## Set task
Copy out each line of the material below that holds the string "name".

## Data to use
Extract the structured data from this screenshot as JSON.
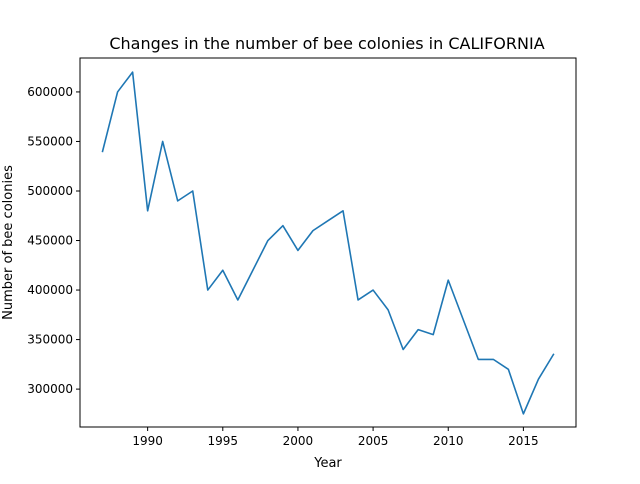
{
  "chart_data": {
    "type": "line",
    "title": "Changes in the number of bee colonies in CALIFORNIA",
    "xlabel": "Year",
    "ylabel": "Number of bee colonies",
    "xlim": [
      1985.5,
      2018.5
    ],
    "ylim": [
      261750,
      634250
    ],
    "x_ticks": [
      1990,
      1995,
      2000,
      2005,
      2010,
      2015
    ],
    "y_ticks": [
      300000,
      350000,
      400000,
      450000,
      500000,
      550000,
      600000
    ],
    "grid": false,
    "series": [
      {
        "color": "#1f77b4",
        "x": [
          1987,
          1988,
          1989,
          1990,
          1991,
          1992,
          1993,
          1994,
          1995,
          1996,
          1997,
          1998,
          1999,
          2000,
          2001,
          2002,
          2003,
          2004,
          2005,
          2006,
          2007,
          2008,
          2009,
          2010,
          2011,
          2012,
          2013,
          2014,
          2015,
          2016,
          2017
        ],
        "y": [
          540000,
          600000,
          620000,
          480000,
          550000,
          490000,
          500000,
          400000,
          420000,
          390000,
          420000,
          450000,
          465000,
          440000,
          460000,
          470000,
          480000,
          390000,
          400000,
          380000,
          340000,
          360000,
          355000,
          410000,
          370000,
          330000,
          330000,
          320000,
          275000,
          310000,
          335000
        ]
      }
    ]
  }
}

==

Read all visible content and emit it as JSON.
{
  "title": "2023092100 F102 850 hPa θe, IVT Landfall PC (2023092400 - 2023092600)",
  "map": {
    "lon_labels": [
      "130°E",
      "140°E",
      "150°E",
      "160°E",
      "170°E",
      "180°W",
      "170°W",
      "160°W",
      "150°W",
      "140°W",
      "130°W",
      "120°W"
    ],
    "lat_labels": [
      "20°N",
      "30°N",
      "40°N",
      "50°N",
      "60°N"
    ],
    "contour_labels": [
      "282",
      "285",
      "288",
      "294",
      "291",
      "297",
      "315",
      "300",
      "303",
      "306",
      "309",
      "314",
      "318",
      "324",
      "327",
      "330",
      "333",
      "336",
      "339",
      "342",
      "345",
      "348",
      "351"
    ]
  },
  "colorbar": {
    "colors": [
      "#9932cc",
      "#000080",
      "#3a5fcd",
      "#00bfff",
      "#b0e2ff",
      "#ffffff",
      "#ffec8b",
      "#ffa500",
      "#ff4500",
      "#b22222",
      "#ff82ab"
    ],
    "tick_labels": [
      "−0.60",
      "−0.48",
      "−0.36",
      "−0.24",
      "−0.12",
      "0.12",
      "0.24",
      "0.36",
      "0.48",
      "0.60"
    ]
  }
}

* * *

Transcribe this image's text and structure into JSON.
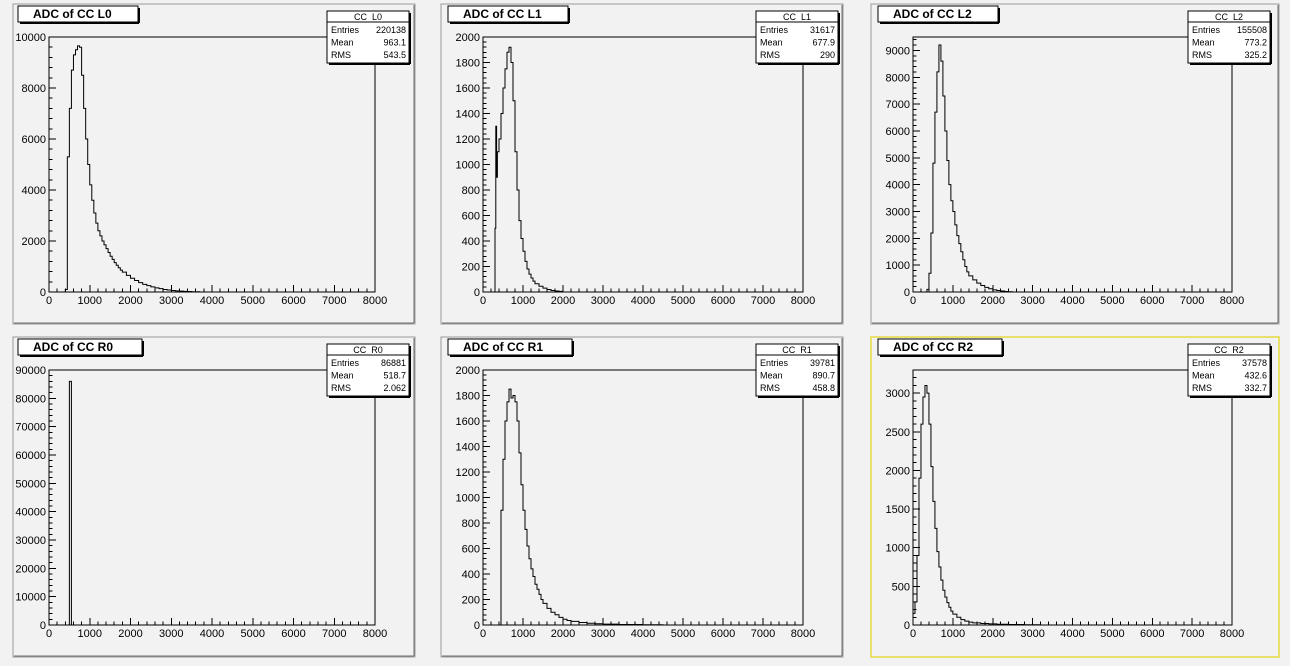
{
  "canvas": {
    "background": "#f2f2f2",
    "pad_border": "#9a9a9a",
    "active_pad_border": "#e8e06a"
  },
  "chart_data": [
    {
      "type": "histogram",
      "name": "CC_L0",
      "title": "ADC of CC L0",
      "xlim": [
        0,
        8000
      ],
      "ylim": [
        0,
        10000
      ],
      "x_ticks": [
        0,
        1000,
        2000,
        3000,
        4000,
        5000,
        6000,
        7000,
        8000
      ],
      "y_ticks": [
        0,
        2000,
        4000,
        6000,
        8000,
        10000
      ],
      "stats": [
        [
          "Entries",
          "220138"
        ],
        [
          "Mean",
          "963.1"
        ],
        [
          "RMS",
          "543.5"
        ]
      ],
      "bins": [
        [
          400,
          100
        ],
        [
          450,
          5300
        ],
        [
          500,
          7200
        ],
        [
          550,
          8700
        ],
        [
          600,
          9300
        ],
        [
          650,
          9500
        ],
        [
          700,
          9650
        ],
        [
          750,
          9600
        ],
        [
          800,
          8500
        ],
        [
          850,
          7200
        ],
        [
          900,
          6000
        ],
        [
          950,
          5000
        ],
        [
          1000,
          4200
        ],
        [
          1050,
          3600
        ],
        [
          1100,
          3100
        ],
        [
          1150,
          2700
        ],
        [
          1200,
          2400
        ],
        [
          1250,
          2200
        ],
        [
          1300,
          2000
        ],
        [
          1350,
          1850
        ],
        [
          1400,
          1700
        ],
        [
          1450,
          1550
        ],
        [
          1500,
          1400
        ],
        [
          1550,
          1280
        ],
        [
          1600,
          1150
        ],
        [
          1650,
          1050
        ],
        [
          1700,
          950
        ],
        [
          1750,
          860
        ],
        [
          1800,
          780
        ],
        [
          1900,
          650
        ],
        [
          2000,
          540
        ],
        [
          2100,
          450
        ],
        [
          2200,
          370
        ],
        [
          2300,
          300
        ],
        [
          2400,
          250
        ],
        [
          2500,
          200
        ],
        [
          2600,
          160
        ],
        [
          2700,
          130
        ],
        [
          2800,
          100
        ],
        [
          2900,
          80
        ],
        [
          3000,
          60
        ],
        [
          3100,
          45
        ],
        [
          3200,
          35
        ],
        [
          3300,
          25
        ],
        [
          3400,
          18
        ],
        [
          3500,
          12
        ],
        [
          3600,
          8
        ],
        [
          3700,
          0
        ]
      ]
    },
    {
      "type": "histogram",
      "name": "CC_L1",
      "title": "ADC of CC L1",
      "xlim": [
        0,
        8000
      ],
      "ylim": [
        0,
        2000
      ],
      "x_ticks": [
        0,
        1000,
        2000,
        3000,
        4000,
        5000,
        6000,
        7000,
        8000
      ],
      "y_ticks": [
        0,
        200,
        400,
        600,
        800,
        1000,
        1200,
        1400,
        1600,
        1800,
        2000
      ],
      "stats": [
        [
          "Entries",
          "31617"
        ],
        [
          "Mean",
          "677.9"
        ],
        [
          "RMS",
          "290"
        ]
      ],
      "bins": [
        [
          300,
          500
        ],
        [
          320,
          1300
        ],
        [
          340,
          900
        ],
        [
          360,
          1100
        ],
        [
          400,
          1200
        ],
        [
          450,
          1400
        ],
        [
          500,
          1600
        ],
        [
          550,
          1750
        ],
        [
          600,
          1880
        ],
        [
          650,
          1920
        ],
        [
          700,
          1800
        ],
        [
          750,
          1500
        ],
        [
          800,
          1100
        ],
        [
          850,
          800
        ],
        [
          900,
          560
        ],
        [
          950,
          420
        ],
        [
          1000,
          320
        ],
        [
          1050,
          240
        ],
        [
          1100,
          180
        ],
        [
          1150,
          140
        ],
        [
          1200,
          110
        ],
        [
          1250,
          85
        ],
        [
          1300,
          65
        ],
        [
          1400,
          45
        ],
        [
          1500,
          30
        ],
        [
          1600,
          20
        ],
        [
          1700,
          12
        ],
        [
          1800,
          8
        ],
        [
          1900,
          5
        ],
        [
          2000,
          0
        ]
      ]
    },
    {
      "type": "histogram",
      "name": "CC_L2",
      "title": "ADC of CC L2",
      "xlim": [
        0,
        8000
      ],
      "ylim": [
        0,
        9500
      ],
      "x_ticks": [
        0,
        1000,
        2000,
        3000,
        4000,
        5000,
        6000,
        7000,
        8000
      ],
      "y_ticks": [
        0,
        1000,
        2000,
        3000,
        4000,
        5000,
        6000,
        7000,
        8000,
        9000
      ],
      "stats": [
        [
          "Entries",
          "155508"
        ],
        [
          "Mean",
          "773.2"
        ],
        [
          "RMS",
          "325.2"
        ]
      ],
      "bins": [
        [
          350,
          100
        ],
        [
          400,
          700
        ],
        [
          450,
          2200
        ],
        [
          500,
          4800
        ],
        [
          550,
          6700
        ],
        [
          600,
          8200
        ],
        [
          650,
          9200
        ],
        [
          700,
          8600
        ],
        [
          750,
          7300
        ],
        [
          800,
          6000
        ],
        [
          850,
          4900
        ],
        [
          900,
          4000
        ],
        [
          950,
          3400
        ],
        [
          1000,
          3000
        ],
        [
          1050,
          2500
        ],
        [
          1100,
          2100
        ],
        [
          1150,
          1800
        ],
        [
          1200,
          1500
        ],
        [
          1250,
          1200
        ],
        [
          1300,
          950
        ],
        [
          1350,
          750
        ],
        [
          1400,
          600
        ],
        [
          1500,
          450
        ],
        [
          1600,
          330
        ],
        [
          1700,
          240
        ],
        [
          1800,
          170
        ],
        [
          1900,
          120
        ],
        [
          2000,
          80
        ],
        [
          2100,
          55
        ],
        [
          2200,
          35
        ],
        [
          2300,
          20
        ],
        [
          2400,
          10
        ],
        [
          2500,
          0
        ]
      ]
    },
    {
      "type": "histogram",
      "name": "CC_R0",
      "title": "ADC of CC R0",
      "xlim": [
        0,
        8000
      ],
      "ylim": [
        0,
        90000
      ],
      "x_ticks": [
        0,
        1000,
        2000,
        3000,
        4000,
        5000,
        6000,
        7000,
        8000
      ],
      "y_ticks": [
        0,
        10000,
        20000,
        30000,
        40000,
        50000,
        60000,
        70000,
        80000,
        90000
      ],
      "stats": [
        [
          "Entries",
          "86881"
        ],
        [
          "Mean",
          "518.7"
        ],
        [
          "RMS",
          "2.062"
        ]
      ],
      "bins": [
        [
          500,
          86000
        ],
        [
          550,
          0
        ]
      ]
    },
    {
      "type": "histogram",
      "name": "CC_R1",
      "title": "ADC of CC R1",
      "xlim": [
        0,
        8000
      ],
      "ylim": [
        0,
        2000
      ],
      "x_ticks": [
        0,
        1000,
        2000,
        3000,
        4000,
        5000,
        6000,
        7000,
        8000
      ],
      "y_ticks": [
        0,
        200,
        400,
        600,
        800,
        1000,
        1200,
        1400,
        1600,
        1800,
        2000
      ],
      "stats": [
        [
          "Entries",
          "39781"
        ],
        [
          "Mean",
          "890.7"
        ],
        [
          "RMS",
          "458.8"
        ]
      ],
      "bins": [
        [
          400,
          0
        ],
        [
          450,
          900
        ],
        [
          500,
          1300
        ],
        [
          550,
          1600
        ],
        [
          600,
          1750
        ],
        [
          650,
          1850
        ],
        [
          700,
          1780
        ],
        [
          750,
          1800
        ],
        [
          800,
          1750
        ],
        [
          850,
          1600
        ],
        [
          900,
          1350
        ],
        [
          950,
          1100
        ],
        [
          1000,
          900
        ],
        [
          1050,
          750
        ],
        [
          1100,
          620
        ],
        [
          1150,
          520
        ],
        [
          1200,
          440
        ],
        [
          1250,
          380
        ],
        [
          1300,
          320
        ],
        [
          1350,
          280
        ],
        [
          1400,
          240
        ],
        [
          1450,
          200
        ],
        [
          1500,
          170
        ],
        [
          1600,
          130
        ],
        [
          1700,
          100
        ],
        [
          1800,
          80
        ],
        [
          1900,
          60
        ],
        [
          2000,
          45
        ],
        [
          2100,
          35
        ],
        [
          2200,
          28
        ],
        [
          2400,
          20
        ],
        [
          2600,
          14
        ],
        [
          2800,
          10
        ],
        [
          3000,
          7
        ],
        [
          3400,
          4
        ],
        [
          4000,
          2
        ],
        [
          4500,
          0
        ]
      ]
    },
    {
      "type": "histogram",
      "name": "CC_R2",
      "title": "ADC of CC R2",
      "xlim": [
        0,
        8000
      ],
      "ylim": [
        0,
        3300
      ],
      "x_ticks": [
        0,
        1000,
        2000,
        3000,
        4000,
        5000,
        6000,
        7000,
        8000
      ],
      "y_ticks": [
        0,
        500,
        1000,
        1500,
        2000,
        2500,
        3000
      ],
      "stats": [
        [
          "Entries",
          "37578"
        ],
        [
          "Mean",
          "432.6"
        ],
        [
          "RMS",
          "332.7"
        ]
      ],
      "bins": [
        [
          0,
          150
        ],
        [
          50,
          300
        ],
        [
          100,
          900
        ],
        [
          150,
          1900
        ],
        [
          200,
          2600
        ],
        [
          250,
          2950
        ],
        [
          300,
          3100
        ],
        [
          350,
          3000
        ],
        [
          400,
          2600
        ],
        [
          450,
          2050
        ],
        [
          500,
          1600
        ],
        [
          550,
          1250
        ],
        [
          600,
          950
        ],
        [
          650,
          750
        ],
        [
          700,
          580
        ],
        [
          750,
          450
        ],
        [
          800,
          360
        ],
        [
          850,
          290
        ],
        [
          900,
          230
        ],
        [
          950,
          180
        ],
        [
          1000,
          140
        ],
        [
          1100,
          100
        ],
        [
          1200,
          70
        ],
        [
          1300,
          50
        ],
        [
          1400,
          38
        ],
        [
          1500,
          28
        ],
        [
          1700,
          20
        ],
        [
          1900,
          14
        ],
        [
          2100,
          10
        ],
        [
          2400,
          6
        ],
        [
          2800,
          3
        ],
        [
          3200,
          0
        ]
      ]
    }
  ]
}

## Answer to this task
      "name": "CC_L0",
      "name": "CC_L1",
      "name": "CC_L2",
      "name": "CC_R0",
      "name": "CC_R1",
      "name": "CC_R2",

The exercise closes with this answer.